* **Exercise instructions**
A faithful transcription of all the data is required.

* **Available records**
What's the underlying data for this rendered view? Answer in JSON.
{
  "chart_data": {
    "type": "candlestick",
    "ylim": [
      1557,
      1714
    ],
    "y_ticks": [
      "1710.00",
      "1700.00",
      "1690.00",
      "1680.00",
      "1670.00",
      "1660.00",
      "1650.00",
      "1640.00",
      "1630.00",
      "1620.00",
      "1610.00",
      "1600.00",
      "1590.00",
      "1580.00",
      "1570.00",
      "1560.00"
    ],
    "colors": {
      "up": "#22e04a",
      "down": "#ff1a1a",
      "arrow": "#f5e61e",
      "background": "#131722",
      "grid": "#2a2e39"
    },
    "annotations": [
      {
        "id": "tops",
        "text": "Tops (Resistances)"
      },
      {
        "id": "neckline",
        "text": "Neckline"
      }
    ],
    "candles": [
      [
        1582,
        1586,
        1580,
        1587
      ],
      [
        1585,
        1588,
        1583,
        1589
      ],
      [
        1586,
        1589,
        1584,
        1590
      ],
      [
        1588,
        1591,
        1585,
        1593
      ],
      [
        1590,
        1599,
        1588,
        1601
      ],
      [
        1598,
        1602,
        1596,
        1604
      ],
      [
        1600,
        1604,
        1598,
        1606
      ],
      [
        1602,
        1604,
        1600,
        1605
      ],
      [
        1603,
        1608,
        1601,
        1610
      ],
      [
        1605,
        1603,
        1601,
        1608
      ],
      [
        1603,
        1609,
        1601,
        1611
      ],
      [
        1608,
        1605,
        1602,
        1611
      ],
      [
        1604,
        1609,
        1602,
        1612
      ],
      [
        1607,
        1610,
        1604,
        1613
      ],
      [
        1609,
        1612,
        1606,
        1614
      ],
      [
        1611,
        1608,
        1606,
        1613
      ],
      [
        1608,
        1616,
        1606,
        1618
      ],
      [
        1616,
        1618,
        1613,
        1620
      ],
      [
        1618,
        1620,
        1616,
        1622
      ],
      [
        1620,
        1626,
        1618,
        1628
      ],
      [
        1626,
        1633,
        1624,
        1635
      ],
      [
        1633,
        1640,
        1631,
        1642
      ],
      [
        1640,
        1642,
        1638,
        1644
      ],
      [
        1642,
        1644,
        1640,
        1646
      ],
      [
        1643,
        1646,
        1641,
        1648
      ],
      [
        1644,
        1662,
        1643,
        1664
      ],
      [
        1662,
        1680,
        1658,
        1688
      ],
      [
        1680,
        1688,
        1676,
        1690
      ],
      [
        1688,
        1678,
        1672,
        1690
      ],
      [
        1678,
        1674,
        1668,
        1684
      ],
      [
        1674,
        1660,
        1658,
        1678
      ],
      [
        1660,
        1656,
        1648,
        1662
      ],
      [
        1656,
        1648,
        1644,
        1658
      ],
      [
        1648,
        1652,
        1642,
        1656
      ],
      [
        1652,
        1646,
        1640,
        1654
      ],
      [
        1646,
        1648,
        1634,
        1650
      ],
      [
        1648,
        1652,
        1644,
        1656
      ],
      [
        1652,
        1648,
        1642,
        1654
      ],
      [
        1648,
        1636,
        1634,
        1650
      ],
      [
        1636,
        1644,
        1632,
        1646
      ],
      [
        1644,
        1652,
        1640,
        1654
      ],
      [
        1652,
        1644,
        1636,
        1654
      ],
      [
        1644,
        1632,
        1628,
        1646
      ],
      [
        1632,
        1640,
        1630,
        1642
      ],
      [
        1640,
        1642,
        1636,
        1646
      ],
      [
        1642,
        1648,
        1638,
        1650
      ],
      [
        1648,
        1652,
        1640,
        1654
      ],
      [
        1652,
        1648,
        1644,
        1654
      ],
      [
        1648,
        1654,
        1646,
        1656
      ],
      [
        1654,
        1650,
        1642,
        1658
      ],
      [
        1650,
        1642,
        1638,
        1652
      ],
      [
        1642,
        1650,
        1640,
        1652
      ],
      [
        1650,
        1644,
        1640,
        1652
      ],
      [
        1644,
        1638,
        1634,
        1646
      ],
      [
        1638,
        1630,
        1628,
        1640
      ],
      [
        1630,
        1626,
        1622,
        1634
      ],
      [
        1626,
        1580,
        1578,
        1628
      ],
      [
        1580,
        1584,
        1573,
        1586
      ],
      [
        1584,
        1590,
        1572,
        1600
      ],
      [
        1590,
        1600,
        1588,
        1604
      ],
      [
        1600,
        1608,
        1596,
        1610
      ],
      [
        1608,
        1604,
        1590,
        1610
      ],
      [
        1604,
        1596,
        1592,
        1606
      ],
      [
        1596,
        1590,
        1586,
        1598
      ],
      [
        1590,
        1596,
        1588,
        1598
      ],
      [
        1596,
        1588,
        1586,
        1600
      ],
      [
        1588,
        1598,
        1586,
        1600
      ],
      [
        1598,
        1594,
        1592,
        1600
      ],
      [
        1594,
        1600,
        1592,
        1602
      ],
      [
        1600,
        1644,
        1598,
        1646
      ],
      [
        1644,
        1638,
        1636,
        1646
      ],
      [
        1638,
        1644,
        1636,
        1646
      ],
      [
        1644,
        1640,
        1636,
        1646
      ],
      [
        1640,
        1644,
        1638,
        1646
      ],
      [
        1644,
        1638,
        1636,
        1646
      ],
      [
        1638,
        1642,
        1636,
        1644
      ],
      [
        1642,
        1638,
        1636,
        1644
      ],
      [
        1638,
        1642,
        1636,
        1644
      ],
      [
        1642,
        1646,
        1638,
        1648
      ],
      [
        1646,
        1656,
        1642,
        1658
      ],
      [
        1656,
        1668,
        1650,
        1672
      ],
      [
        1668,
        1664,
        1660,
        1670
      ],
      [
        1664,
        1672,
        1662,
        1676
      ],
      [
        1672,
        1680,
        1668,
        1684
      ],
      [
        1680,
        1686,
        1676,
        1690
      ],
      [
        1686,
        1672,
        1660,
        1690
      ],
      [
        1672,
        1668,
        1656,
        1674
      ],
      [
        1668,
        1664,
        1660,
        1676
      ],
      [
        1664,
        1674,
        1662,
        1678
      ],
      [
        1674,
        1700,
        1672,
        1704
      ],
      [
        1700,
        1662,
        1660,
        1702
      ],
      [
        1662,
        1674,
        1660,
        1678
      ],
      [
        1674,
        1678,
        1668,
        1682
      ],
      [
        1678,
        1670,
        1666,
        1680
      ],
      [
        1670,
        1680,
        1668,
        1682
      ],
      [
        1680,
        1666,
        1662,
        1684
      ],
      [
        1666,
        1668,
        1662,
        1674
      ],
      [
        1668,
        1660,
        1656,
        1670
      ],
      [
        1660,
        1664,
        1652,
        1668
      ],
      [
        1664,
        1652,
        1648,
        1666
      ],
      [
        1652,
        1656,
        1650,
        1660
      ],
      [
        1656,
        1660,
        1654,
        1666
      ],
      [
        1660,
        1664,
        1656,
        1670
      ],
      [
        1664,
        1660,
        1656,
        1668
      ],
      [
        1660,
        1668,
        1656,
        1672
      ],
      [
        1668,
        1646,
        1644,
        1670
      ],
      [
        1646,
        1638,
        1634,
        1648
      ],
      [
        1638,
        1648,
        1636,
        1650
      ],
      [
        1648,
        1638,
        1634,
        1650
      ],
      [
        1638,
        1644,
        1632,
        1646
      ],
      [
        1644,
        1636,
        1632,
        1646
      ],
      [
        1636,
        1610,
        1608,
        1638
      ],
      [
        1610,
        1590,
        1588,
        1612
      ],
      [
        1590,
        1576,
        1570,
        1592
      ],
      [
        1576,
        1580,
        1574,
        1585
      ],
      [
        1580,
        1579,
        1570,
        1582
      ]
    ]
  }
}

* **Result**
What's the underlying data for this rendered view? Answer in JSON.
{
  "chart_data": {
    "type": "candlestick",
    "ylim": [
      1557,
      1714
    ],
    "y_ticks": [
      "1710.00",
      "1700.00",
      "1690.00",
      "1680.00",
      "1670.00",
      "1660.00",
      "1650.00",
      "1640.00",
      "1630.00",
      "1620.00",
      "1610.00",
      "1600.00",
      "1590.00",
      "1580.00",
      "1570.00",
      "1560.00"
    ],
    "colors": {
      "up": "#22e04a",
      "down": "#ff1a1a",
      "arrow": "#f5e61e",
      "background": "#131722",
      "grid": "#2a2e39"
    },
    "annotations": [
      {
        "id": "tops",
        "text": "Tops (Resistances)"
      },
      {
        "id": "neckline",
        "text": "Neckline"
      }
    ],
    "candles": [
      [
        1582,
        1586,
        1580,
        1587
      ],
      [
        1585,
        1588,
        1583,
        1589
      ],
      [
        1586,
        1589,
        1584,
        1590
      ],
      [
        1588,
        1591,
        1585,
        1593
      ],
      [
        1590,
        1599,
        1588,
        1601
      ],
      [
        1598,
        1602,
        1596,
        1604
      ],
      [
        1600,
        1604,
        1598,
        1606
      ],
      [
        1602,
        1604,
        1600,
        1605
      ],
      [
        1603,
        1608,
        1601,
        1610
      ],
      [
        1605,
        1603,
        1601,
        1608
      ],
      [
        1603,
        1609,
        1601,
        1611
      ],
      [
        1608,
        1605,
        1602,
        1611
      ],
      [
        1604,
        1609,
        1602,
        1612
      ],
      [
        1607,
        1610,
        1604,
        1613
      ],
      [
        1609,
        1612,
        1606,
        1614
      ],
      [
        1611,
        1608,
        1606,
        1613
      ],
      [
        1608,
        1616,
        1606,
        1618
      ],
      [
        1616,
        1618,
        1613,
        1620
      ],
      [
        1618,
        1620,
        1616,
        1622
      ],
      [
        1620,
        1626,
        1618,
        1628
      ],
      [
        1626,
        1633,
        1624,
        1635
      ],
      [
        1633,
        1640,
        1631,
        1642
      ],
      [
        1640,
        1642,
        1638,
        1644
      ],
      [
        1642,
        1644,
        1640,
        1646
      ],
      [
        1643,
        1646,
        1641,
        1648
      ],
      [
        1644,
        1662,
        1643,
        1664
      ],
      [
        1662,
        1680,
        1658,
        1688
      ],
      [
        1680,
        1688,
        1676,
        1690
      ],
      [
        1688,
        1678,
        1672,
        1690
      ],
      [
        1678,
        1674,
        1668,
        1684
      ],
      [
        1674,
        1660,
        1658,
        1678
      ],
      [
        1660,
        1656,
        1648,
        1662
      ],
      [
        1656,
        1648,
        1644,
        1658
      ],
      [
        1648,
        1652,
        1642,
        1656
      ],
      [
        1652,
        1646,
        1640,
        1654
      ],
      [
        1646,
        1648,
        1634,
        1650
      ],
      [
        1648,
        1652,
        1644,
        1656
      ],
      [
        1652,
        1648,
        1642,
        1654
      ],
      [
        1648,
        1636,
        1634,
        1650
      ],
      [
        1636,
        1644,
        1632,
        1646
      ],
      [
        1644,
        1652,
        1640,
        1654
      ],
      [
        1652,
        1644,
        1636,
        1654
      ],
      [
        1644,
        1632,
        1628,
        1646
      ],
      [
        1632,
        1640,
        1630,
        1642
      ],
      [
        1640,
        1642,
        1636,
        1646
      ],
      [
        1642,
        1648,
        1638,
        1650
      ],
      [
        1648,
        1652,
        1640,
        1654
      ],
      [
        1652,
        1648,
        1644,
        1654
      ],
      [
        1648,
        1654,
        1646,
        1656
      ],
      [
        1654,
        1650,
        1642,
        1658
      ],
      [
        1650,
        1642,
        1638,
        1652
      ],
      [
        1642,
        1650,
        1640,
        1652
      ],
      [
        1650,
        1644,
        1640,
        1652
      ],
      [
        1644,
        1638,
        1634,
        1646
      ],
      [
        1638,
        1630,
        1628,
        1640
      ],
      [
        1630,
        1626,
        1622,
        1634
      ],
      [
        1626,
        1580,
        1578,
        1628
      ],
      [
        1580,
        1584,
        1573,
        1586
      ],
      [
        1584,
        1590,
        1572,
        1600
      ],
      [
        1590,
        1600,
        1588,
        1604
      ],
      [
        1600,
        1608,
        1596,
        1610
      ],
      [
        1608,
        1604,
        1590,
        1610
      ],
      [
        1604,
        1596,
        1592,
        1606
      ],
      [
        1596,
        1590,
        1586,
        1598
      ],
      [
        1590,
        1596,
        1588,
        1598
      ],
      [
        1596,
        1588,
        1586,
        1600
      ],
      [
        1588,
        1598,
        1586,
        1600
      ],
      [
        1598,
        1594,
        1592,
        1600
      ],
      [
        1594,
        1600,
        1592,
        1602
      ],
      [
        1600,
        1644,
        1598,
        1646
      ],
      [
        1644,
        1638,
        1636,
        1646
      ],
      [
        1638,
        1644,
        1636,
        1646
      ],
      [
        1644,
        1640,
        1636,
        1646
      ],
      [
        1640,
        1644,
        1638,
        1646
      ],
      [
        1644,
        1638,
        1636,
        1646
      ],
      [
        1638,
        1642,
        1636,
        1644
      ],
      [
        1642,
        1638,
        1636,
        1644
      ],
      [
        1638,
        1642,
        1636,
        1644
      ],
      [
        1642,
        1646,
        1638,
        1648
      ],
      [
        1646,
        1656,
        1642,
        1658
      ],
      [
        1656,
        1668,
        1650,
        1672
      ],
      [
        1668,
        1664,
        1660,
        1670
      ],
      [
        1664,
        1672,
        1662,
        1676
      ],
      [
        1672,
        1680,
        1668,
        1684
      ],
      [
        1680,
        1686,
        1676,
        1690
      ],
      [
        1686,
        1672,
        1660,
        1690
      ],
      [
        1672,
        1668,
        1656,
        1674
      ],
      [
        1668,
        1664,
        1660,
        1676
      ],
      [
        1664,
        1674,
        1662,
        1678
      ],
      [
        1674,
        1700,
        1672,
        1704
      ],
      [
        1700,
        1662,
        1660,
        1702
      ],
      [
        1662,
        1674,
        1660,
        1678
      ],
      [
        1674,
        1678,
        1668,
        1682
      ],
      [
        1678,
        1670,
        1666,
        1680
      ],
      [
        1670,
        1680,
        1668,
        1682
      ],
      [
        1680,
        1666,
        1662,
        1684
      ],
      [
        1666,
        1668,
        1662,
        1674
      ],
      [
        1668,
        1660,
        1656,
        1670
      ],
      [
        1660,
        1664,
        1652,
        1668
      ],
      [
        1664,
        1652,
        1648,
        1666
      ],
      [
        1652,
        1656,
        1650,
        1660
      ],
      [
        1656,
        1660,
        1654,
        1666
      ],
      [
        1660,
        1664,
        1656,
        1670
      ],
      [
        1664,
        1660,
        1656,
        1668
      ],
      [
        1660,
        1668,
        1656,
        1672
      ],
      [
        1668,
        1646,
        1644,
        1670
      ],
      [
        1646,
        1638,
        1634,
        1648
      ],
      [
        1638,
        1648,
        1636,
        1650
      ],
      [
        1648,
        1638,
        1634,
        1650
      ],
      [
        1638,
        1644,
        1632,
        1646
      ],
      [
        1644,
        1636,
        1632,
        1646
      ],
      [
        1636,
        1610,
        1608,
        1638
      ],
      [
        1610,
        1590,
        1588,
        1612
      ],
      [
        1590,
        1576,
        1570,
        1592
      ],
      [
        1576,
        1580,
        1574,
        1585
      ],
      [
        1580,
        1579,
        1570,
        1582
      ]
    ]
  }
}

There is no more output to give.